── Rows

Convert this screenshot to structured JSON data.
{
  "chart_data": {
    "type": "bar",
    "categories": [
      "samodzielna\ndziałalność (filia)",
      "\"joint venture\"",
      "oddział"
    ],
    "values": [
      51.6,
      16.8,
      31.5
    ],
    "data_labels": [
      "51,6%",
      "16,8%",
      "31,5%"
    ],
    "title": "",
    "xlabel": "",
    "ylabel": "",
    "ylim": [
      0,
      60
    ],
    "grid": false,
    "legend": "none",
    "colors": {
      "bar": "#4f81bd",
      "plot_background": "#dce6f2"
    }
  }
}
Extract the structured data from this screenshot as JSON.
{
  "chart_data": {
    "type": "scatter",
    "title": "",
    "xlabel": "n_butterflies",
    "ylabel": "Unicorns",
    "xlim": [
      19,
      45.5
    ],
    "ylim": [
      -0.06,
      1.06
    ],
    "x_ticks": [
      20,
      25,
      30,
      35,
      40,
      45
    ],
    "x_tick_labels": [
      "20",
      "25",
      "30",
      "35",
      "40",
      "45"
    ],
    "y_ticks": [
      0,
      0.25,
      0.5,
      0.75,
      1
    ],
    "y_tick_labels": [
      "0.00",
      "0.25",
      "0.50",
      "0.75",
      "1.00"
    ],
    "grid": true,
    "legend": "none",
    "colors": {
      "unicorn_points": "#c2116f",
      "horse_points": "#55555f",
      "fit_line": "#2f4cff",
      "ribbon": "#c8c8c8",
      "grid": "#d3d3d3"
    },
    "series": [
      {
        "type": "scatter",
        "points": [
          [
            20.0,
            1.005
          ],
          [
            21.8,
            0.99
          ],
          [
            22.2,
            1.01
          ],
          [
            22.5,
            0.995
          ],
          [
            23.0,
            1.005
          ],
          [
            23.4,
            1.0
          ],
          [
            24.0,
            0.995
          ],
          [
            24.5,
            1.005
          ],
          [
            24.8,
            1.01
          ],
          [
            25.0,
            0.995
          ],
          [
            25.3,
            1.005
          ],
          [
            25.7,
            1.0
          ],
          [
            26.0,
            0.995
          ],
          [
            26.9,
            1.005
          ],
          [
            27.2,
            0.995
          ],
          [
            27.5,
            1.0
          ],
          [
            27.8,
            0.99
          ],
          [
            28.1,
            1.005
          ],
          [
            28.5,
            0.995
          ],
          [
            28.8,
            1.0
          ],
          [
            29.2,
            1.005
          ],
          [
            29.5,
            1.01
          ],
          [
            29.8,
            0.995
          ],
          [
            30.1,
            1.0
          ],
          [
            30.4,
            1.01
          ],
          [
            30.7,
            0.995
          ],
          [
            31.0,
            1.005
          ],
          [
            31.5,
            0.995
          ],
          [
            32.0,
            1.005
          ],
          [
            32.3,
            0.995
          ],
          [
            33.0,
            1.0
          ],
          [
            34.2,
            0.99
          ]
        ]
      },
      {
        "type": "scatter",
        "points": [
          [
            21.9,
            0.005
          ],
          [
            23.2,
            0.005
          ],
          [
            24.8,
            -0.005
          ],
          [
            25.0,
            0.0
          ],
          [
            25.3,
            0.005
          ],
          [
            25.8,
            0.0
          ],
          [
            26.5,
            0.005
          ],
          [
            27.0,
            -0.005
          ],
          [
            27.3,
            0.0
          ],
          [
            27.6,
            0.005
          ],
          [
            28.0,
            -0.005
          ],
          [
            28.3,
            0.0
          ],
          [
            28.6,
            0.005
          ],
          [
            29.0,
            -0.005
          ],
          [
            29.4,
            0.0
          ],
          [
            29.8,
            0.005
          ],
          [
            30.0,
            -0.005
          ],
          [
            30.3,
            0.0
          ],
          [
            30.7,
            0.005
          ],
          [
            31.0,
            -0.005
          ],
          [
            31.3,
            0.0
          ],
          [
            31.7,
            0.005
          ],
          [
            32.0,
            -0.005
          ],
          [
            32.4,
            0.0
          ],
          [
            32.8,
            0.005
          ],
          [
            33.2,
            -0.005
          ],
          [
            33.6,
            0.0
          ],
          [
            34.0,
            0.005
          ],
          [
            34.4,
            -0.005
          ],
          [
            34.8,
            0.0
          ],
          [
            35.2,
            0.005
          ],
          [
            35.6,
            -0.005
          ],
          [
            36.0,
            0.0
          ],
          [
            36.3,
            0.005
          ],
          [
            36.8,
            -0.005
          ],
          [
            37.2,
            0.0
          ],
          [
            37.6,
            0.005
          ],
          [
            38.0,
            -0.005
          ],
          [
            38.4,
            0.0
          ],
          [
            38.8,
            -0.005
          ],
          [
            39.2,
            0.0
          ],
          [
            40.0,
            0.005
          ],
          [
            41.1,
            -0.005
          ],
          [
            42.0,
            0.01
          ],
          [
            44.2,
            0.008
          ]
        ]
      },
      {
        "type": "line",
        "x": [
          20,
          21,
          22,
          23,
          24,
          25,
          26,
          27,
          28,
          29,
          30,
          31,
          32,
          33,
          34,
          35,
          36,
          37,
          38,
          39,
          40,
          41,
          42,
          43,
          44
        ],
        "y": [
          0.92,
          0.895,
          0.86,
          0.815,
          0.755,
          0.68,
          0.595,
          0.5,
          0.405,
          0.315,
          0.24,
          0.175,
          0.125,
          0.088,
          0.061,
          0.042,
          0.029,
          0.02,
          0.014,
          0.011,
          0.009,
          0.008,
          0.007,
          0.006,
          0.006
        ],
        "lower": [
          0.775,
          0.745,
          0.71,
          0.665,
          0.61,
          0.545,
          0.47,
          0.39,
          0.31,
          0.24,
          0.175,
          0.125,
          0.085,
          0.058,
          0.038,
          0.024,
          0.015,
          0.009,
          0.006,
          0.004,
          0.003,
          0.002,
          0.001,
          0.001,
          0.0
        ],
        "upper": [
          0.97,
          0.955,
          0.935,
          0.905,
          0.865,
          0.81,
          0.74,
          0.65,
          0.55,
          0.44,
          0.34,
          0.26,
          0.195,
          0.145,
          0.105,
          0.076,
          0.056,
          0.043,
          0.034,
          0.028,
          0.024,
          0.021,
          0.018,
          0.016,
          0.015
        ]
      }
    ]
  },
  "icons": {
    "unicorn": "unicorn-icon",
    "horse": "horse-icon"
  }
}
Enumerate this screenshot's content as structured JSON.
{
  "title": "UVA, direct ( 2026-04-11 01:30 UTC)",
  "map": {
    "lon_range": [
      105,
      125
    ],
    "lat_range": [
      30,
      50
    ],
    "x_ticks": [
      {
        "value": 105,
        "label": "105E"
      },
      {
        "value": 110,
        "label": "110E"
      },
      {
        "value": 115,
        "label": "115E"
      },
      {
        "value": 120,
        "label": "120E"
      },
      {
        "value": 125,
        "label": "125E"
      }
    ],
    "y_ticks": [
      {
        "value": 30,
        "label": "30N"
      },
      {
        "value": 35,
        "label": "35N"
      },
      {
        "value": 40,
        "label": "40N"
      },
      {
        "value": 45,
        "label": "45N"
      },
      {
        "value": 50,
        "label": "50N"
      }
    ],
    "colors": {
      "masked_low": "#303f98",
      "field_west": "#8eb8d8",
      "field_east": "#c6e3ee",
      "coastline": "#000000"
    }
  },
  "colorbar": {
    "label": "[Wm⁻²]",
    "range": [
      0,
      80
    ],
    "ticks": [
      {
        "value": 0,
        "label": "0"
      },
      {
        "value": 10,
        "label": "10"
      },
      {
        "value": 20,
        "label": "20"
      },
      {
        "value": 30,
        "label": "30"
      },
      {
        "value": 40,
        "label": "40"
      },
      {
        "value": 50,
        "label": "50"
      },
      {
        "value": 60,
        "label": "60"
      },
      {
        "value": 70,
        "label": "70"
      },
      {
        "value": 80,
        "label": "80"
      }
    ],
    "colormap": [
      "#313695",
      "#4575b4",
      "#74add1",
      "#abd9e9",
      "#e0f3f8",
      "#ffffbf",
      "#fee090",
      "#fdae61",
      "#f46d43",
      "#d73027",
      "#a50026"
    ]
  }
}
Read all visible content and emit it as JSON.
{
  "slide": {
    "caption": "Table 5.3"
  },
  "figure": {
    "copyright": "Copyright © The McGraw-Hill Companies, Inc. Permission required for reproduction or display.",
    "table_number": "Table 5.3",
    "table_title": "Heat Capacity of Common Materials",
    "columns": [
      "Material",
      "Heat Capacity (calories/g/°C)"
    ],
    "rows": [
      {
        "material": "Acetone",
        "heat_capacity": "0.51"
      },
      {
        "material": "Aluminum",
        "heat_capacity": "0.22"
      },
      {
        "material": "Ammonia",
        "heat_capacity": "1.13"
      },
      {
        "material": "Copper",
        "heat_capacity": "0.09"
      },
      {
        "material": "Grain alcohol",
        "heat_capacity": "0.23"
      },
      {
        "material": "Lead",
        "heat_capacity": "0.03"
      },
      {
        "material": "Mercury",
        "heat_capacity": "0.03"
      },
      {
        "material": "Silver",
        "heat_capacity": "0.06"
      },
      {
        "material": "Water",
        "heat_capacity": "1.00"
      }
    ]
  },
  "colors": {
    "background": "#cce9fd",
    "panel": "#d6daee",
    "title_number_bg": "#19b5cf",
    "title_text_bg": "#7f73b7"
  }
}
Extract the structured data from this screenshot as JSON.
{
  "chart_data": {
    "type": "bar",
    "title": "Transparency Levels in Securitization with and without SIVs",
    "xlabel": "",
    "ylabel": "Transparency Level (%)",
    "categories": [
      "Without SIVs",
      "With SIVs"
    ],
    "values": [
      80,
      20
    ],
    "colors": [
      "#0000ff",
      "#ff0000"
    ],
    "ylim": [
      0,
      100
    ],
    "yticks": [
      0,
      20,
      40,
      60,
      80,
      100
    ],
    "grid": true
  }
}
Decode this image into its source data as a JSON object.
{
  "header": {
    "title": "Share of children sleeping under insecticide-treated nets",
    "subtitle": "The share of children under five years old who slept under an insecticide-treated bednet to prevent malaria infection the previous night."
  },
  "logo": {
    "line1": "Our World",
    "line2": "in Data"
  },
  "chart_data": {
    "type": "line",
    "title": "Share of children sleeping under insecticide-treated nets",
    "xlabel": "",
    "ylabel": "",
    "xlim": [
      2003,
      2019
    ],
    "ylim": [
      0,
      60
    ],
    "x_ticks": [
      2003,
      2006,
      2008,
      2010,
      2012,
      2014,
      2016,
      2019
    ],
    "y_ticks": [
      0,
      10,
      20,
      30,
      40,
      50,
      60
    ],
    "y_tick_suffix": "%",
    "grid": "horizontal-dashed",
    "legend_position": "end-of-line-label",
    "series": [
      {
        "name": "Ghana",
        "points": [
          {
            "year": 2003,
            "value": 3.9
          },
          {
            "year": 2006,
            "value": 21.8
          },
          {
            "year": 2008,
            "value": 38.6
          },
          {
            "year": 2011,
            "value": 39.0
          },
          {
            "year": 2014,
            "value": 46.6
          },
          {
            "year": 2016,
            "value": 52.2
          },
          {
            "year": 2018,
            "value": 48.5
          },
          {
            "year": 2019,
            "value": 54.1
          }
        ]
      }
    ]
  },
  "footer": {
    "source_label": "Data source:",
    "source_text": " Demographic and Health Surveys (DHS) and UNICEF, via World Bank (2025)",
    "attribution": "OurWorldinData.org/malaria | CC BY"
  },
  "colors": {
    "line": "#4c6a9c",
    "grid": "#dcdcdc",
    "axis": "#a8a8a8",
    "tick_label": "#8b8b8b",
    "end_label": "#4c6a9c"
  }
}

────

- _Objective_
Using the listing, say how many lines include the word "SIVs", and add nothing else.

- _Written response_
3